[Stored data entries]
★ ★ ★ ★
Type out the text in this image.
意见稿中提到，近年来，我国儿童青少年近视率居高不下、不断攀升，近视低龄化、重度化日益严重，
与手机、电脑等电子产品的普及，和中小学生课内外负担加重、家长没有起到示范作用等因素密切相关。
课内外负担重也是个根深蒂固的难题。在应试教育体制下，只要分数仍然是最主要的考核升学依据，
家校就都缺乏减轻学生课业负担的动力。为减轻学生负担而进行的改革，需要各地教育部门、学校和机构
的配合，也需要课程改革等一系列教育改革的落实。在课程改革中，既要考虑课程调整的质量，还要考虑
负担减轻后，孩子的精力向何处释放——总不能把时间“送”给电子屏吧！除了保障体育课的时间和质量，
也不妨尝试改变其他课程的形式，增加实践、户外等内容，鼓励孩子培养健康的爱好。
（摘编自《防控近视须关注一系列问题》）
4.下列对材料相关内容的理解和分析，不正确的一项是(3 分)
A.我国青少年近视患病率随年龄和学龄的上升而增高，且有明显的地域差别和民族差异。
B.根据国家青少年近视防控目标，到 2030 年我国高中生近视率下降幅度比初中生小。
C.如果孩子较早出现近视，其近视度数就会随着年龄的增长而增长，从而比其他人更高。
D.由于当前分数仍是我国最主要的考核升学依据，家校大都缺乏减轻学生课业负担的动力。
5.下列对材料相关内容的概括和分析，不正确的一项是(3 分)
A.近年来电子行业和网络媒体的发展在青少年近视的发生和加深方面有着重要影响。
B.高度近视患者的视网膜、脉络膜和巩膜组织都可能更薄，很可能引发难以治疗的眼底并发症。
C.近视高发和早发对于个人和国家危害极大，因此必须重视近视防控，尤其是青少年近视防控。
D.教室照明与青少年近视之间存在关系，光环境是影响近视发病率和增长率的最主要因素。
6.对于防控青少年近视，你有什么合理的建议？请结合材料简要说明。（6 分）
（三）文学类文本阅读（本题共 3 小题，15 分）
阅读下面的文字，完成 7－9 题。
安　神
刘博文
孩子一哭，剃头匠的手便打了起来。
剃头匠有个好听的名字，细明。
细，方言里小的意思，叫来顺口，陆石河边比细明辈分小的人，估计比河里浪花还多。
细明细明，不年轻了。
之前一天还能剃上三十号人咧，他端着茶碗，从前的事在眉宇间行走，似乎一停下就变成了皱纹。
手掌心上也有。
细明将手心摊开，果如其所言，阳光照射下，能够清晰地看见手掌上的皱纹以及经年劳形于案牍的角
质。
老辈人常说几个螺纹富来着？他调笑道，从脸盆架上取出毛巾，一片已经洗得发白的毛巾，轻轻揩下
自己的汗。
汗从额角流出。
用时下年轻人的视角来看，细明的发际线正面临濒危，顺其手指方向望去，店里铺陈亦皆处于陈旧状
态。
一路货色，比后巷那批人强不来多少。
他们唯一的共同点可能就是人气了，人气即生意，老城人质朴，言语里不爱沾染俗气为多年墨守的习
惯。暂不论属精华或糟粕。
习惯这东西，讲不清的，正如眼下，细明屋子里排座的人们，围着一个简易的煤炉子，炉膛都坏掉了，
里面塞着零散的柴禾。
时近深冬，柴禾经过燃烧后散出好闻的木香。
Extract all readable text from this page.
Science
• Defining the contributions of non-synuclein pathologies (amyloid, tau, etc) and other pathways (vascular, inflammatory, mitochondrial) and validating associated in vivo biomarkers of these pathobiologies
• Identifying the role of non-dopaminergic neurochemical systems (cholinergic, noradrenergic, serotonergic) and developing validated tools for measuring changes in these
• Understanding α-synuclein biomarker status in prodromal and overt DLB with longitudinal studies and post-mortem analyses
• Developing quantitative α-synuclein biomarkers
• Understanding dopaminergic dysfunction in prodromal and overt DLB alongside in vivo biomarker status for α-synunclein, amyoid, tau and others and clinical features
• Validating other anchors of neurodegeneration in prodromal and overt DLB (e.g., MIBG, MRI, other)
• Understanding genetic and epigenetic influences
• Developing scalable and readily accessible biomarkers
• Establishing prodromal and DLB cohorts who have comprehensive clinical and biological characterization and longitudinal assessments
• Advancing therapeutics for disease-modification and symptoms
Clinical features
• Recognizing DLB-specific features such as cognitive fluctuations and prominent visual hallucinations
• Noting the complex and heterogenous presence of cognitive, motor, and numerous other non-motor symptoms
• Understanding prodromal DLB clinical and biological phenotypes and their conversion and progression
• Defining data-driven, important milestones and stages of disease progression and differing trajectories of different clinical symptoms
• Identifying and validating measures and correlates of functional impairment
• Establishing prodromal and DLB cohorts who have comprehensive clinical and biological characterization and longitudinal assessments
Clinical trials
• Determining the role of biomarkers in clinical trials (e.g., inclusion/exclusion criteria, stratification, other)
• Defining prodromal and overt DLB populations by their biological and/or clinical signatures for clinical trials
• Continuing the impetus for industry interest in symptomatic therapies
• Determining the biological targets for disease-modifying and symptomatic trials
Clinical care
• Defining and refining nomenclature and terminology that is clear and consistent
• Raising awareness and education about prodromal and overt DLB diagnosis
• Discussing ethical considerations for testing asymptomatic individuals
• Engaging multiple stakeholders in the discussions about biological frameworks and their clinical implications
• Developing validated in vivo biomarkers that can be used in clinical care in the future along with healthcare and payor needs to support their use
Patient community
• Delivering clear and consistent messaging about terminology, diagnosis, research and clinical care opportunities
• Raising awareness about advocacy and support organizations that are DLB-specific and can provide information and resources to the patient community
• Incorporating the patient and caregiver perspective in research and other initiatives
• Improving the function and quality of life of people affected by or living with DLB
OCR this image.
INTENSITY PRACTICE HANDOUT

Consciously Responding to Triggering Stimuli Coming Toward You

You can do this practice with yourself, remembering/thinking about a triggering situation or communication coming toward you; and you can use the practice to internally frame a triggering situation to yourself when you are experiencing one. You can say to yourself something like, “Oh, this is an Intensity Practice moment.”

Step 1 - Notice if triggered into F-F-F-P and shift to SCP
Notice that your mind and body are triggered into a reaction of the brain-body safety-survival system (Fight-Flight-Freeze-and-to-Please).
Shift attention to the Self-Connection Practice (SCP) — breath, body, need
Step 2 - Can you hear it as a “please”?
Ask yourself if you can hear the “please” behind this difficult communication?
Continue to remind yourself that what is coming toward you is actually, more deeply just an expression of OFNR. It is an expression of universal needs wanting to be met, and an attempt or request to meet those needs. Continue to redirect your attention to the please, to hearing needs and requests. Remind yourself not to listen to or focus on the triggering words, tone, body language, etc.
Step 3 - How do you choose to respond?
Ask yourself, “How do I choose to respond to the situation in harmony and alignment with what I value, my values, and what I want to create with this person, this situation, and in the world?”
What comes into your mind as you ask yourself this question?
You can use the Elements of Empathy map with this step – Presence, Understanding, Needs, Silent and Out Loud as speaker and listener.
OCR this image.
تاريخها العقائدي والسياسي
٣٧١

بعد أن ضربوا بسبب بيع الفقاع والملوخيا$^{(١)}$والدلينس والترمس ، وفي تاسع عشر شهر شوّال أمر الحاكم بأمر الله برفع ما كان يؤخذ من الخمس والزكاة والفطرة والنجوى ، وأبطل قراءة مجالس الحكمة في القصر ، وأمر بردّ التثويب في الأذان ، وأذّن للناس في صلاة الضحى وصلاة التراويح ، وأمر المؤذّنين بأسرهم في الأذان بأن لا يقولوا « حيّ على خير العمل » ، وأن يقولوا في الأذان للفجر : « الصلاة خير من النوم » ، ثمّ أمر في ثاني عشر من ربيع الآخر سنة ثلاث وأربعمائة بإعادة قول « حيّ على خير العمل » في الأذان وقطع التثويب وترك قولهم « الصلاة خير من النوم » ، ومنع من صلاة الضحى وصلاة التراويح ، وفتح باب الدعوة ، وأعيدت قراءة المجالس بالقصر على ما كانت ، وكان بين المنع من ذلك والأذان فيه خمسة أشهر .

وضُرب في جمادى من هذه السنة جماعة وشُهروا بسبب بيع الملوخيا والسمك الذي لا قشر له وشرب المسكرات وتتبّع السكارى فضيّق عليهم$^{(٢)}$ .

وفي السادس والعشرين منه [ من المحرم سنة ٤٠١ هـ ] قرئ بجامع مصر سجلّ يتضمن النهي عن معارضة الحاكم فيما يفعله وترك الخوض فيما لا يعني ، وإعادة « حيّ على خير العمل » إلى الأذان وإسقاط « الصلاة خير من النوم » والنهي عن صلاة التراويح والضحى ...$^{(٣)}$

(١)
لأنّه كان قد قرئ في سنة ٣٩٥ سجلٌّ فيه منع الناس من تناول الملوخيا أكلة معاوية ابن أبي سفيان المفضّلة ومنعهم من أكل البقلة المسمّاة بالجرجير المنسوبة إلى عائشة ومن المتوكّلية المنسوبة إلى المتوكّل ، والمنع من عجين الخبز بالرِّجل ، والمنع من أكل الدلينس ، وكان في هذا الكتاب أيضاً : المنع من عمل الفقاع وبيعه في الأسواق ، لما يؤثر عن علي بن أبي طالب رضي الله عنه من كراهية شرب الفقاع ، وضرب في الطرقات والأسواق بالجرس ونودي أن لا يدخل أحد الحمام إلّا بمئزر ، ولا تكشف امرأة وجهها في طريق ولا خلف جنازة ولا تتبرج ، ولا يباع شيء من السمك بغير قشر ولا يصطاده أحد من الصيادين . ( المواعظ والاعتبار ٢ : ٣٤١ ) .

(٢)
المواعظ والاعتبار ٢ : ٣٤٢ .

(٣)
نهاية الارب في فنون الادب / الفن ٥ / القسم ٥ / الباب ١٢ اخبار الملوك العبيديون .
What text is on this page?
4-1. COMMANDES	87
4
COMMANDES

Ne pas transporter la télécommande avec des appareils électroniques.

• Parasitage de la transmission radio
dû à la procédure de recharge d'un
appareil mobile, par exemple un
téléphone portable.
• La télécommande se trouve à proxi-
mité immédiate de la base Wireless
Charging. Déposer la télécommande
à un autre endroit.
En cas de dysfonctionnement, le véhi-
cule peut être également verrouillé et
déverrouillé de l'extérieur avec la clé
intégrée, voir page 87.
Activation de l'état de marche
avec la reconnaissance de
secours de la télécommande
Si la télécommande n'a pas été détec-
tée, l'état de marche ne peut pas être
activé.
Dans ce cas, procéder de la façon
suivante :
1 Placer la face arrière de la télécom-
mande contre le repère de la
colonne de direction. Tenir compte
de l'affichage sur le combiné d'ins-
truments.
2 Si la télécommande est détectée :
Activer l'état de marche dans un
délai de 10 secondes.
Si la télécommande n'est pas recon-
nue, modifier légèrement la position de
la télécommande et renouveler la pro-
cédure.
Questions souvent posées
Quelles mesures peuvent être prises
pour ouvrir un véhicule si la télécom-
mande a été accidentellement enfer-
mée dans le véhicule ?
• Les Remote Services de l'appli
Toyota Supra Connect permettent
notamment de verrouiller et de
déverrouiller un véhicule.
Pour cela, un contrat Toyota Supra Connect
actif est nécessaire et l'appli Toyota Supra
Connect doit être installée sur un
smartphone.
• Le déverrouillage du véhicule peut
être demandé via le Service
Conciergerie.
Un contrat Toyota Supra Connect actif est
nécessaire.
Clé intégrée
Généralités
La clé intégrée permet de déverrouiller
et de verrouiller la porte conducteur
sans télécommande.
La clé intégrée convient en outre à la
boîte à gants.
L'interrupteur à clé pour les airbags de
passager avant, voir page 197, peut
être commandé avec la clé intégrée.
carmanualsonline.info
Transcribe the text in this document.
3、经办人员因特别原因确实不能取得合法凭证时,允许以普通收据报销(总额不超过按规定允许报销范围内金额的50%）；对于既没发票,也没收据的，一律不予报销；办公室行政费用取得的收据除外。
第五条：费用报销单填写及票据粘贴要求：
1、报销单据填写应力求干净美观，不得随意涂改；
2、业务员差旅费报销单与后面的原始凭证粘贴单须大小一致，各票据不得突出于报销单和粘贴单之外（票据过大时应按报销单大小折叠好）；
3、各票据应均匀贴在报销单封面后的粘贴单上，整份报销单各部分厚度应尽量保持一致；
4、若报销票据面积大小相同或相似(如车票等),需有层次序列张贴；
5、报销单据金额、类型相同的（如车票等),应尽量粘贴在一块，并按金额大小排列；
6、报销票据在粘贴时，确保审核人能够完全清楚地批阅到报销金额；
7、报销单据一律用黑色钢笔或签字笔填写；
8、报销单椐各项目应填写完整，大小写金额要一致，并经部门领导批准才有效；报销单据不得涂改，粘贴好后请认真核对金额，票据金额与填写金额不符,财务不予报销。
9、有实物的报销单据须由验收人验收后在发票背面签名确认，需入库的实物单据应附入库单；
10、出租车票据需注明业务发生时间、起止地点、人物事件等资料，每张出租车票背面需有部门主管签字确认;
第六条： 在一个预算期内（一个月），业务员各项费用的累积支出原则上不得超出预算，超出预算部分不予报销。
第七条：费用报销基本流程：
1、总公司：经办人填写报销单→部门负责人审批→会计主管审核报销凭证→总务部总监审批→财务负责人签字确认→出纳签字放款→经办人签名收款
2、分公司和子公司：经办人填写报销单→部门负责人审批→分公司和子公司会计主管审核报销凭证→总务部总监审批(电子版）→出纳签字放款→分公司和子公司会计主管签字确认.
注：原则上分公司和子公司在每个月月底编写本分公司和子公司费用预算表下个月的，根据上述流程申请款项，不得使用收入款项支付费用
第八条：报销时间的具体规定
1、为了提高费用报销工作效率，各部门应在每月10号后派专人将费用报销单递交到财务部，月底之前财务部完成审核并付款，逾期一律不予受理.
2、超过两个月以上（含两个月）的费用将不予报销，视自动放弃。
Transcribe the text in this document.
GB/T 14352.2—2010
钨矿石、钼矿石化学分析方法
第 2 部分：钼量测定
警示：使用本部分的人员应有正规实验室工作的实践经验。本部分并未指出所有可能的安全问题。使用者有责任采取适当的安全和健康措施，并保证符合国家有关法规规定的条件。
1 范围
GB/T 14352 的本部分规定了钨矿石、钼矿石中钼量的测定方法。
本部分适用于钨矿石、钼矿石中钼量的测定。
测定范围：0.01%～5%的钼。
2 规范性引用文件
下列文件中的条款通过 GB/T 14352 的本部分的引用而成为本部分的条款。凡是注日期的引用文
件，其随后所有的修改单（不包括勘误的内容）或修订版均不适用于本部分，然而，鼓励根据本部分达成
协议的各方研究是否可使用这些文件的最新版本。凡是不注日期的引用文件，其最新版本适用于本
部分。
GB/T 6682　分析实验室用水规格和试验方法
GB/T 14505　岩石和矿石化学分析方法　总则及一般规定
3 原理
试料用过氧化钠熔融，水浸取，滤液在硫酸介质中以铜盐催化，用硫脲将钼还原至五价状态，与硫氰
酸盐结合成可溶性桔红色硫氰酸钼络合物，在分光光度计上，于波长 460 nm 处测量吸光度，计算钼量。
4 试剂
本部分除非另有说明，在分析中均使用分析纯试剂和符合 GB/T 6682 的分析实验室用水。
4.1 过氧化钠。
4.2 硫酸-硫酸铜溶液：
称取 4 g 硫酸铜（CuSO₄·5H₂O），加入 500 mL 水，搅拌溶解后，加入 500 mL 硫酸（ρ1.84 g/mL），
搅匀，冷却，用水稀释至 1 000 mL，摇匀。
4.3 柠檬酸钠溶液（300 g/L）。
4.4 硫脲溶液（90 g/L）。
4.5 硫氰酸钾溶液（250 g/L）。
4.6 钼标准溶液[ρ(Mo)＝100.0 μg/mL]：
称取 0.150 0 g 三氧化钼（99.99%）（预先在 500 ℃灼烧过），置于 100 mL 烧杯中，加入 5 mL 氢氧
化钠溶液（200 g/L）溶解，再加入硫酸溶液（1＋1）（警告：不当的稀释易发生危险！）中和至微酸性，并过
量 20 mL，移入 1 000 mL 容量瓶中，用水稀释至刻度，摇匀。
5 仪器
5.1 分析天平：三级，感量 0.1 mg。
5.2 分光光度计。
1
★ ★ ★ ★
* [The exercise]:
Of the lines in this listing, report how many contain the string "biomarkers", and give the number only.

* [Result for this task]:
5